Work to complete ->
Check each line below for the word "issues", and copy those that have it.

>> START Given data

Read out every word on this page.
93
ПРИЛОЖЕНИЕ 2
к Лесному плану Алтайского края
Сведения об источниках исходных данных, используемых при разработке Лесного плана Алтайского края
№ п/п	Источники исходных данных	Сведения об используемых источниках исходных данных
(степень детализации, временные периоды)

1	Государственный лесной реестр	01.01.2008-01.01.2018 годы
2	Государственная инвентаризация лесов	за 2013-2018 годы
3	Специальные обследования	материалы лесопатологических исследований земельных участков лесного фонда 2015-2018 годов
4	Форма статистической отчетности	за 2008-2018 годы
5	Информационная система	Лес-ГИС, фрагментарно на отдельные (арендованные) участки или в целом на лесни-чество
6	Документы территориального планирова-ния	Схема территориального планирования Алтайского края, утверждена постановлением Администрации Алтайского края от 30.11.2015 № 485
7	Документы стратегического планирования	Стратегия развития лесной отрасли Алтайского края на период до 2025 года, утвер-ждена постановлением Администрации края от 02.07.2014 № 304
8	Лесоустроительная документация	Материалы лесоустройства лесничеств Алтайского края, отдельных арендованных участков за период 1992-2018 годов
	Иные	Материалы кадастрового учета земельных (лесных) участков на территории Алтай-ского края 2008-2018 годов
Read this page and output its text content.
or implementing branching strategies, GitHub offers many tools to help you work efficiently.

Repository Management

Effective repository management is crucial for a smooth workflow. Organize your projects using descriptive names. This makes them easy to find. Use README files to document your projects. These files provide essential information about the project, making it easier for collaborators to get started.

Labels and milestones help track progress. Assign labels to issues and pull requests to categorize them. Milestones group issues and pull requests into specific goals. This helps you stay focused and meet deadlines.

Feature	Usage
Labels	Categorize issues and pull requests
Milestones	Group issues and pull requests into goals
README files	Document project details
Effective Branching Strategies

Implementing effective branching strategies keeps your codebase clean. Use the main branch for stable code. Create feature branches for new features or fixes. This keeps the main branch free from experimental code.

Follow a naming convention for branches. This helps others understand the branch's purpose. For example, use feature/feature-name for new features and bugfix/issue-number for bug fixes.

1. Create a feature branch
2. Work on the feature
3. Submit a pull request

>> END Given data
>> START Given data

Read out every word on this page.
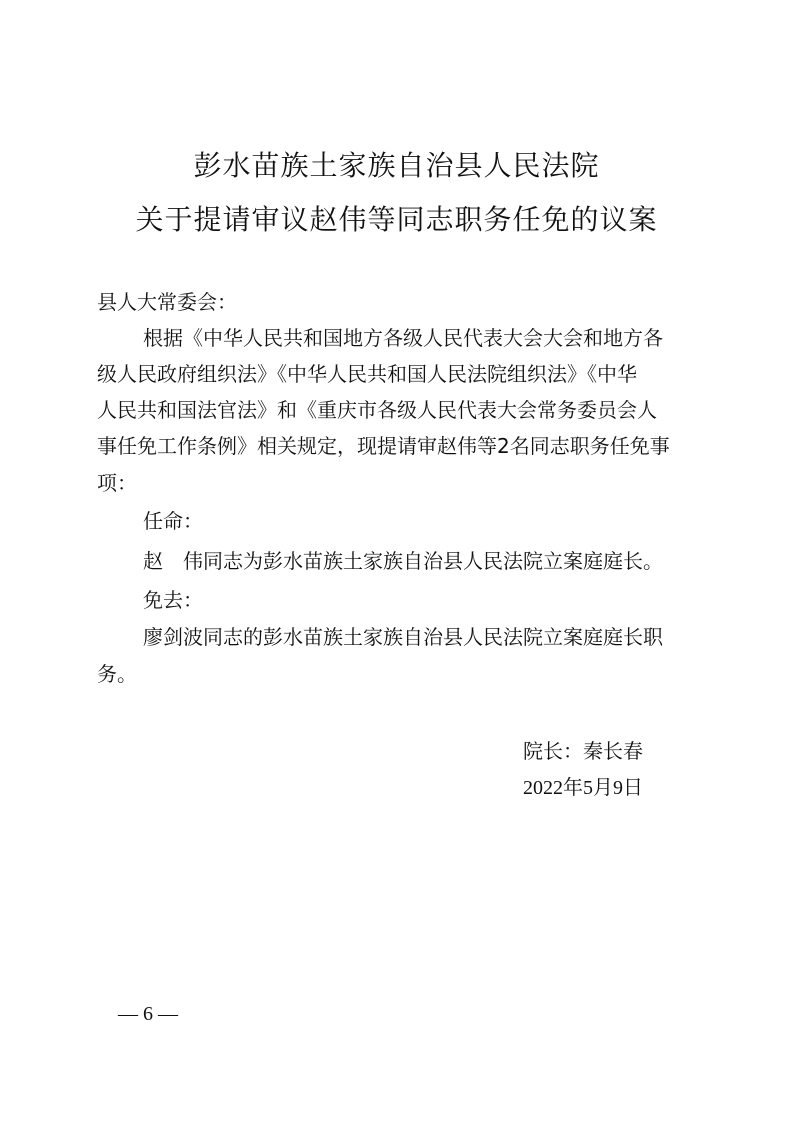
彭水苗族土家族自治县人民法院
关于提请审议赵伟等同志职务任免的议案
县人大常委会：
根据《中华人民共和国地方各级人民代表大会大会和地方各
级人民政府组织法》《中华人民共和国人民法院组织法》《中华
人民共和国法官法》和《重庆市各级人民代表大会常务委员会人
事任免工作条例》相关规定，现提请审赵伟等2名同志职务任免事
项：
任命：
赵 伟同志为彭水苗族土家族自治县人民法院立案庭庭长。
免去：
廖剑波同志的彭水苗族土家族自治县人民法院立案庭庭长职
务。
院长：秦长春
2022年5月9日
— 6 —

>> END Given data

Problem solution ->
Labels and milestones help track progress. Assign labels to issues and pull requests to categorize them. Milestones group issues and pull requests into specific goals. This helps you stay focused and meet deadlines.
Labels	Categorize issues and pull requests
Milestones	Group issues and pull requests into goals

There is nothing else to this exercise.